**Set task**
Each line that includes the string "Ngày" counts once; give the total and nothing else.
┌──
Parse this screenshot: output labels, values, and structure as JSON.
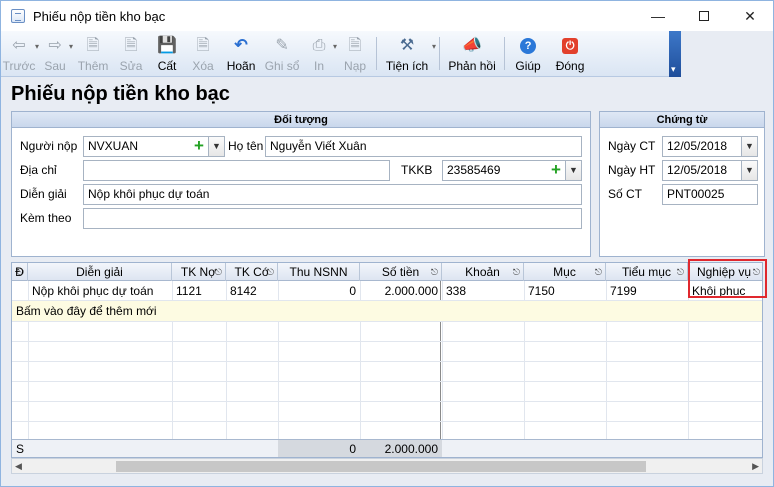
{
  "window": {
    "title": "Phiếu nộp tiền kho bạc"
  },
  "icons": {
    "app": "document-icon",
    "back": "arrow-left-icon",
    "forward": "arrow-right-icon",
    "add": "new-document-icon",
    "edit": "edit-document-icon",
    "save": "floppy-disk-icon",
    "delete": "delete-document-icon",
    "undo": "undo-icon",
    "post": "pencil-icon",
    "print": "printer-icon",
    "unpost": "document-stamp-icon",
    "utilities": "tools-icon",
    "feedback": "megaphone-icon",
    "help": "help-icon",
    "close": "power-icon"
  },
  "toolbar": {
    "back": "Trước",
    "forward": "Sau",
    "add": "Thêm",
    "edit": "Sửa",
    "save": "Cất",
    "delete": "Xóa",
    "undo": "Hoãn",
    "post": "Ghi sổ",
    "print": "In",
    "unpost": "Nạp",
    "utilities": "Tiện ích",
    "feedback": "Phản hồi",
    "help": "Giúp",
    "close": "Đóng"
  },
  "form": {
    "title": "Phiếu nộp tiền kho bạc",
    "object_panel": {
      "header": "Đối tượng",
      "payer_label": "Người nộp",
      "payer_value": "NVXUAN",
      "name_label": "Họ tên",
      "name_value": "Nguyễn Viết Xuân",
      "address_label": "Địa chỉ",
      "address_value": "",
      "tkkb_label": "TKKB",
      "tkkb_value": "23585469",
      "desc_label": "Diễn giải",
      "desc_value": "Nộp khôi phục dự toán",
      "attach_label": "Kèm theo",
      "attach_value": ""
    },
    "voucher_panel": {
      "header": "Chứng từ",
      "date_ct_label": "Ngày CT",
      "date_ct_value": "12/05/2018",
      "date_ht_label": "Ngày HT",
      "date_ht_value": "12/05/2018",
      "number_label": "Số CT",
      "number_value": "PNT00025"
    }
  },
  "grid": {
    "columns": [
      "Đ",
      "Diễn giải",
      "TK Nợ",
      "TK Có",
      "Thu NSNN",
      "Số tiền",
      "Khoản",
      "Mục",
      "Tiểu mục",
      "Nghiệp vụ"
    ],
    "rows": [
      {
        "desc": "Nộp khôi phục dự toán",
        "tk_no": "1121",
        "tk_co": "8142",
        "thu_nsnn": "0",
        "amount": "2.000.000",
        "khoan": "338",
        "muc": "7150",
        "tieu_muc": "7199",
        "nghiep_vu": "Khôi phục"
      }
    ],
    "new_row_hint": "Bấm vào đây để thêm mới",
    "summary": {
      "label": "S",
      "thu_nsnn": "0",
      "amount": "2.000.000"
    }
  },
  "colors": {
    "highlight": "#e0282e",
    "toolbar_accent": "#1f4e9a"
  }
}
└──
**Right answer**
2